**Directive**
Determine the number of lines containing the word "观察者网". Reply with it and nothing else.

** begin **

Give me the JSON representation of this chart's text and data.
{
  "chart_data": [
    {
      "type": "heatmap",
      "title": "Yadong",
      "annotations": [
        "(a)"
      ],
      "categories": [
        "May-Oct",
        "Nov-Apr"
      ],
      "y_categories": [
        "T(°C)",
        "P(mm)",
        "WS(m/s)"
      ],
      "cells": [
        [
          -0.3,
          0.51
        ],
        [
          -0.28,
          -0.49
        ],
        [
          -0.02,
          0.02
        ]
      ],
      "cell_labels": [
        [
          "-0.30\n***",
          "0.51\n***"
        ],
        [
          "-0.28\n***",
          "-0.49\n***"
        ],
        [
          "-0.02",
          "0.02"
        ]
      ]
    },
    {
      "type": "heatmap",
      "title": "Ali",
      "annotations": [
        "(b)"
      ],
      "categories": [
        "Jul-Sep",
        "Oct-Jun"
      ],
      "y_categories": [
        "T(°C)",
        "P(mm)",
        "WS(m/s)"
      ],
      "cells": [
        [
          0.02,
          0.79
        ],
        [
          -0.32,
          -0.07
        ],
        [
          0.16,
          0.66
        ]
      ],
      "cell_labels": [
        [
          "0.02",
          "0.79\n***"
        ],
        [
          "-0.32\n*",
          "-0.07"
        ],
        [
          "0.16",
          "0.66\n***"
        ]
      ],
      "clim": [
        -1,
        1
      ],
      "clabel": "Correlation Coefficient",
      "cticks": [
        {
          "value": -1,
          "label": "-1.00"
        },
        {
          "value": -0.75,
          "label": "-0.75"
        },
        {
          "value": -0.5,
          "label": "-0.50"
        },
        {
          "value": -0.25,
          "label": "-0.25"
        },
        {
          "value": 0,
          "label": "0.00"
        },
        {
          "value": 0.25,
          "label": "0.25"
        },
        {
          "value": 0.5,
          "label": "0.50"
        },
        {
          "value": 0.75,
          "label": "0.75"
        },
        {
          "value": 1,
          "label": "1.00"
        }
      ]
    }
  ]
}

** end **
** begin **

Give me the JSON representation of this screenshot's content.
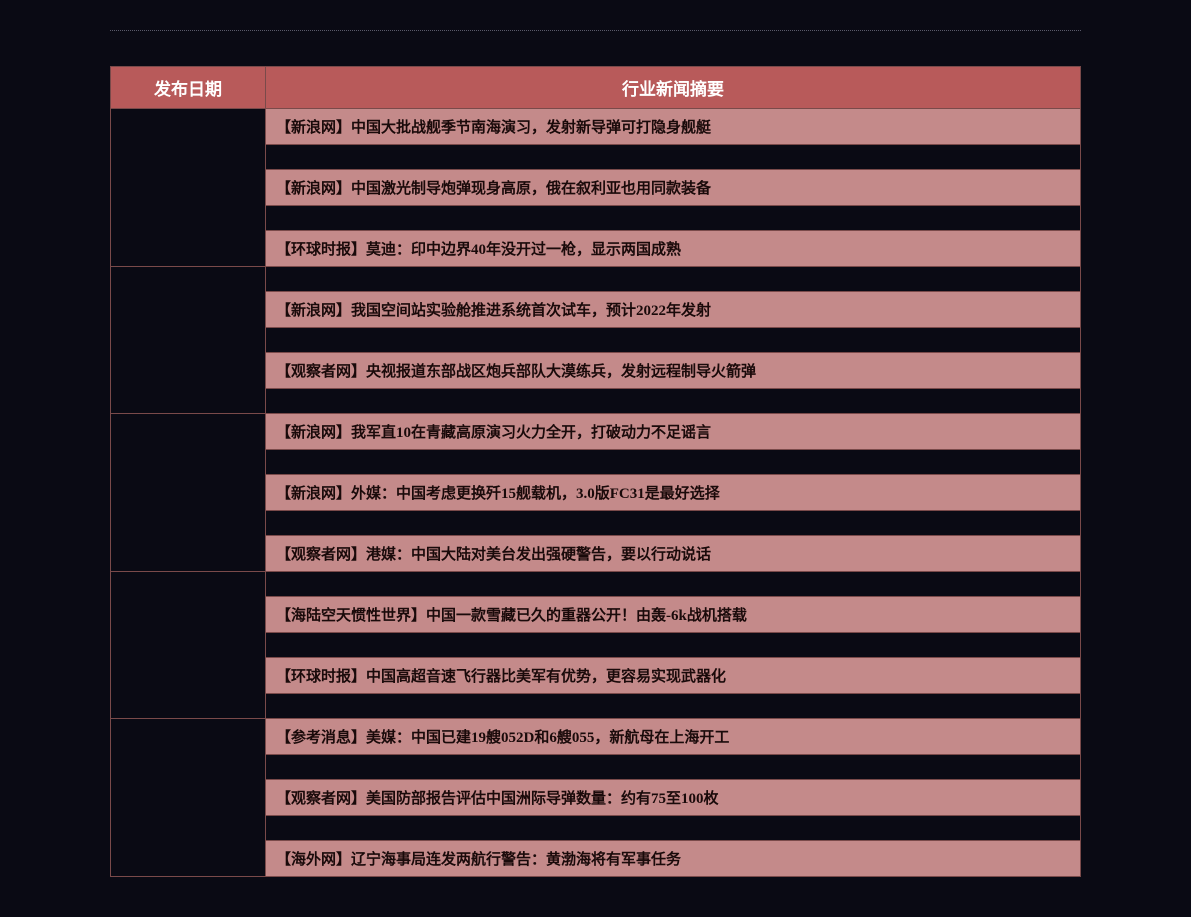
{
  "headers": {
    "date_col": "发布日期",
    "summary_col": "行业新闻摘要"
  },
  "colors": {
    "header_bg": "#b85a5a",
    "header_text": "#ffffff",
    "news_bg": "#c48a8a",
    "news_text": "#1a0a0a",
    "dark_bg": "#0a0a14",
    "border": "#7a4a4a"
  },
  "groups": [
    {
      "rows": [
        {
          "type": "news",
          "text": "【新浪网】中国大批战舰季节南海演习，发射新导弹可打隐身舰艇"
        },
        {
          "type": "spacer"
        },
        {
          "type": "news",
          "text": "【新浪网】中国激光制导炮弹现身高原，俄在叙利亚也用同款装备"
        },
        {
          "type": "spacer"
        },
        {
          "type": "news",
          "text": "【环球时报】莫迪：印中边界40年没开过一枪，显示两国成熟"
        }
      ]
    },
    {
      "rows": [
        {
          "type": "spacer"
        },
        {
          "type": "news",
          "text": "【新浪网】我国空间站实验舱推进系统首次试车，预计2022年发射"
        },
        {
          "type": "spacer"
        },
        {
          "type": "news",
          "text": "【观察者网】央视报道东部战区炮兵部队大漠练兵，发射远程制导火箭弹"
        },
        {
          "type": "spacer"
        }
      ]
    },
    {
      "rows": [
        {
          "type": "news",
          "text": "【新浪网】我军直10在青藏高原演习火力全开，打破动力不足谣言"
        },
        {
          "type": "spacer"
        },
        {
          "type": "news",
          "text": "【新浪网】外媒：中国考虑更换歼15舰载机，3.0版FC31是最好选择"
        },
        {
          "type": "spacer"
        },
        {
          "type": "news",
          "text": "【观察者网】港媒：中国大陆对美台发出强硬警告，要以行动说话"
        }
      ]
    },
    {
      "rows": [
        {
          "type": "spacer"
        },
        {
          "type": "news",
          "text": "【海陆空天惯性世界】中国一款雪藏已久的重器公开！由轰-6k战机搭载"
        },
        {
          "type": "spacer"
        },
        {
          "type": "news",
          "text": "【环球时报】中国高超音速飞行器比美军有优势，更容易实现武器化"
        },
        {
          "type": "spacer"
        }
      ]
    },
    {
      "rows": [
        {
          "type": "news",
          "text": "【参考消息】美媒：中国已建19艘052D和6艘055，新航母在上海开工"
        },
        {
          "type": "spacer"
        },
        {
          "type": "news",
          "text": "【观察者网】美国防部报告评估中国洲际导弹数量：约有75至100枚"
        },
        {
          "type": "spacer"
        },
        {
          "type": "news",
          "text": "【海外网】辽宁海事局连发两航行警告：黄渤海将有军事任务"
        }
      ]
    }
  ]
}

** end **

**Reply to the exercise**
3